Exercise task: Output the entries below exactly as written, omitting pictures.

Material:
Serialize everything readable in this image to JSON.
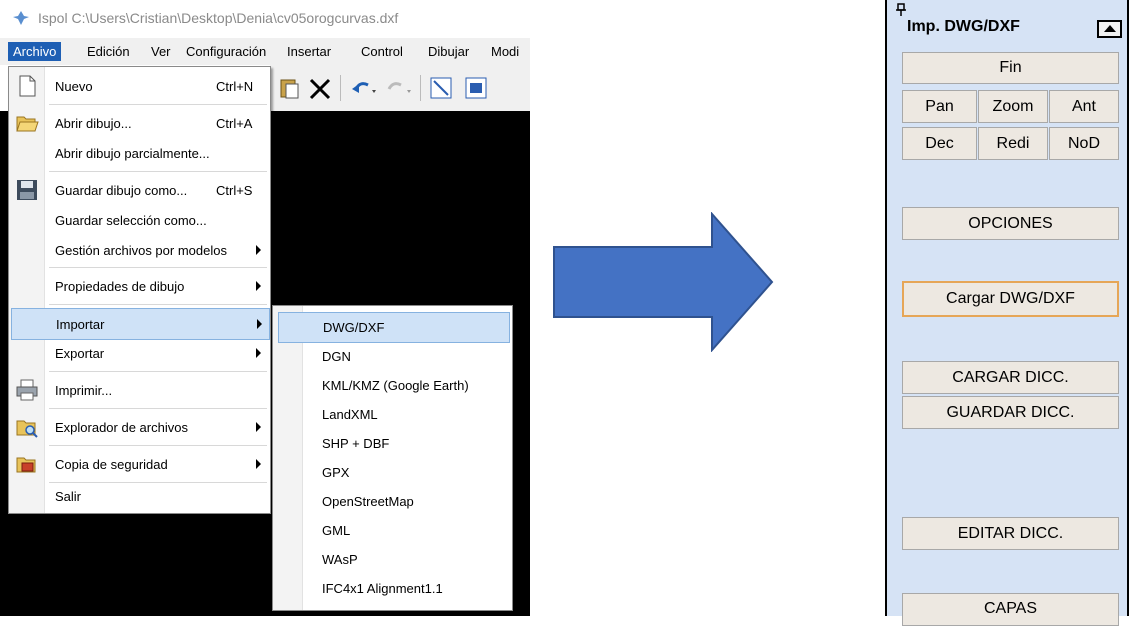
{
  "window": {
    "title": "Ispol  C:\\Users\\Cristian\\Desktop\\Denia\\cv05orogcurvas.dxf"
  },
  "menubar": [
    "Archivo",
    "Edición",
    "Ver",
    "Configuración",
    "Insertar",
    "Control",
    "Dibujar",
    "Modi"
  ],
  "file_menu": {
    "items": [
      {
        "label": "Nuevo",
        "shortcut": "Ctrl+N",
        "icon": "new-document-icon"
      },
      {
        "label": "Abrir dibujo...",
        "shortcut": "Ctrl+A",
        "icon": "open-folder-icon"
      },
      {
        "label": "Abrir dibujo parcialmente..."
      },
      {
        "label": "Guardar dibujo como...",
        "shortcut": "Ctrl+S",
        "icon": "floppy-disk-icon"
      },
      {
        "label": "Guardar selección como..."
      },
      {
        "label": "Gestión archivos por modelos"
      },
      {
        "label": "Propiedades de dibujo"
      },
      {
        "label": "Importar"
      },
      {
        "label": "Exportar"
      },
      {
        "label": "Imprimir...",
        "icon": "printer-icon"
      },
      {
        "label": "Explorador de archivos",
        "icon": "folder-search-icon"
      },
      {
        "label": "Copia de seguridad",
        "icon": "backup-folder-icon"
      },
      {
        "label": "Salir"
      }
    ]
  },
  "import_menu": {
    "items": [
      "DWG/DXF",
      "DGN",
      "KML/KMZ (Google Earth)",
      "LandXML",
      "SHP + DBF",
      "GPX",
      "OpenStreetMap",
      "GML",
      "WAsP",
      "IFC4x1 Alignment1.1"
    ]
  },
  "panel": {
    "title": "Imp. DWG/DXF",
    "buttons": {
      "fin": "Fin",
      "pan": "Pan",
      "zoom": "Zoom",
      "ant": "Ant",
      "dec": "Dec",
      "redi": "Redi",
      "nod": "NoD",
      "opciones": "OPCIONES",
      "cargar_dwg": "Cargar DWG/DXF",
      "cargar_dicc": "CARGAR DICC.",
      "guardar_dicc": "GUARDAR DICC.",
      "editar_dicc": "EDITAR DICC.",
      "capas": "CAPAS"
    }
  },
  "colors": {
    "arrow": "#4472c4",
    "panel_bg": "#d6e3f5",
    "menu_active": "#1e5fb4",
    "highlight": "#cfe2f7",
    "focus_border": "#e6a657"
  }
}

Complete answer:
Serialize everything readable in this image to JSON.
{
  "window": {
    "title": "Ispol  C:\\Users\\Cristian\\Desktop\\Denia\\cv05orogcurvas.dxf"
  },
  "menubar": [
    "Archivo",
    "Edición",
    "Ver",
    "Configuración",
    "Insertar",
    "Control",
    "Dibujar",
    "Modi"
  ],
  "file_menu": {
    "items": [
      {
        "label": "Nuevo",
        "shortcut": "Ctrl+N",
        "icon": "new-document-icon"
      },
      {
        "label": "Abrir dibujo...",
        "shortcut": "Ctrl+A",
        "icon": "open-folder-icon"
      },
      {
        "label": "Abrir dibujo parcialmente..."
      },
      {
        "label": "Guardar dibujo como...",
        "shortcut": "Ctrl+S",
        "icon": "floppy-disk-icon"
      },
      {
        "label": "Guardar selección como..."
      },
      {
        "label": "Gestión archivos por modelos"
      },
      {
        "label": "Propiedades de dibujo"
      },
      {
        "label": "Importar"
      },
      {
        "label": "Exportar"
      },
      {
        "label": "Imprimir...",
        "icon": "printer-icon"
      },
      {
        "label": "Explorador de archivos",
        "icon": "folder-search-icon"
      },
      {
        "label": "Copia de seguridad",
        "icon": "backup-folder-icon"
      },
      {
        "label": "Salir"
      }
    ]
  },
  "import_menu": {
    "items": [
      "DWG/DXF",
      "DGN",
      "KML/KMZ (Google Earth)",
      "LandXML",
      "SHP + DBF",
      "GPX",
      "OpenStreetMap",
      "GML",
      "WAsP",
      "IFC4x1 Alignment1.1"
    ]
  },
  "panel": {
    "title": "Imp. DWG/DXF",
    "buttons": {
      "fin": "Fin",
      "pan": "Pan",
      "zoom": "Zoom",
      "ant": "Ant",
      "dec": "Dec",
      "redi": "Redi",
      "nod": "NoD",
      "opciones": "OPCIONES",
      "cargar_dwg": "Cargar DWG/DXF",
      "cargar_dicc": "CARGAR DICC.",
      "guardar_dicc": "GUARDAR DICC.",
      "editar_dicc": "EDITAR DICC.",
      "capas": "CAPAS"
    }
  },
  "colors": {
    "arrow": "#4472c4",
    "panel_bg": "#d6e3f5",
    "menu_active": "#1e5fb4",
    "highlight": "#cfe2f7",
    "focus_border": "#e6a657"
  }
}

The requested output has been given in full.